▸ Your objective
Identify each line in the records below that contains the word "name", and copy it.

▸ A block of data
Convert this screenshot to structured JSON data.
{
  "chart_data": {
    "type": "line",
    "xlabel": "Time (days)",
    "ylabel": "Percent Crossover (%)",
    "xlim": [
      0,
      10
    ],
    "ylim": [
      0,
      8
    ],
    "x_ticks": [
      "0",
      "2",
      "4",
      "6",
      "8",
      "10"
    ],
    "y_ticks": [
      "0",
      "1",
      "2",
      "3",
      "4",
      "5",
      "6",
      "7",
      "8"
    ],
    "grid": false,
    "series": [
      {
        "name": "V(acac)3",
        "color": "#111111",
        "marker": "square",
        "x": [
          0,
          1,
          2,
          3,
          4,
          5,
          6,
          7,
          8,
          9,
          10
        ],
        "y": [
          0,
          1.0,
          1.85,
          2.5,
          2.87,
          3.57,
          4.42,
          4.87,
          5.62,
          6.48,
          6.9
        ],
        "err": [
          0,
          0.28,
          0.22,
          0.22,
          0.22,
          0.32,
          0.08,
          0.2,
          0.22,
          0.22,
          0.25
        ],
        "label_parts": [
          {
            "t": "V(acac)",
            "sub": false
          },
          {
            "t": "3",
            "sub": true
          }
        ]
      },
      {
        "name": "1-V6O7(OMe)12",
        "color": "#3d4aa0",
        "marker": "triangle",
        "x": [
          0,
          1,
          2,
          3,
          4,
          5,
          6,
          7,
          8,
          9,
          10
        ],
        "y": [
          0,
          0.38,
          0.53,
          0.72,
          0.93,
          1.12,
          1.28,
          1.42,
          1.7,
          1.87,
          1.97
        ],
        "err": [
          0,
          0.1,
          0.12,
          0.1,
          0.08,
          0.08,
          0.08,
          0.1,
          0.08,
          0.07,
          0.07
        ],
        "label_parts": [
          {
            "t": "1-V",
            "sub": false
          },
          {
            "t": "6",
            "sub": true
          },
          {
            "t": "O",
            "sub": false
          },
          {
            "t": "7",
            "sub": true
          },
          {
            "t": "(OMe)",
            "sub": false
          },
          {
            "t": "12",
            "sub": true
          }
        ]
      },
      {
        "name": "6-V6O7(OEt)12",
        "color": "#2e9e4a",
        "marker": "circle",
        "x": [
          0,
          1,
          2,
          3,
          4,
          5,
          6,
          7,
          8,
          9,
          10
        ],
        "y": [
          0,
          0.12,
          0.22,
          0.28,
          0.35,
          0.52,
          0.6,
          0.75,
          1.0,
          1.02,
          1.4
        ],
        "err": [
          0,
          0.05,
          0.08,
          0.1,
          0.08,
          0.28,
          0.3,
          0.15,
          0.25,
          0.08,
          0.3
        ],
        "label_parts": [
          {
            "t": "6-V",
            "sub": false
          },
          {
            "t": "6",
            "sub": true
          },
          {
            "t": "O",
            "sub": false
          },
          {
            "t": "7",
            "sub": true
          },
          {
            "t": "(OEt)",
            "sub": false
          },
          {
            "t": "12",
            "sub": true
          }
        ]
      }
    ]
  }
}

▸ Result
        "name": "V(acac)3",
        "name": "1-V6O7(OMe)12",
        "name": "6-V6O7(OEt)12",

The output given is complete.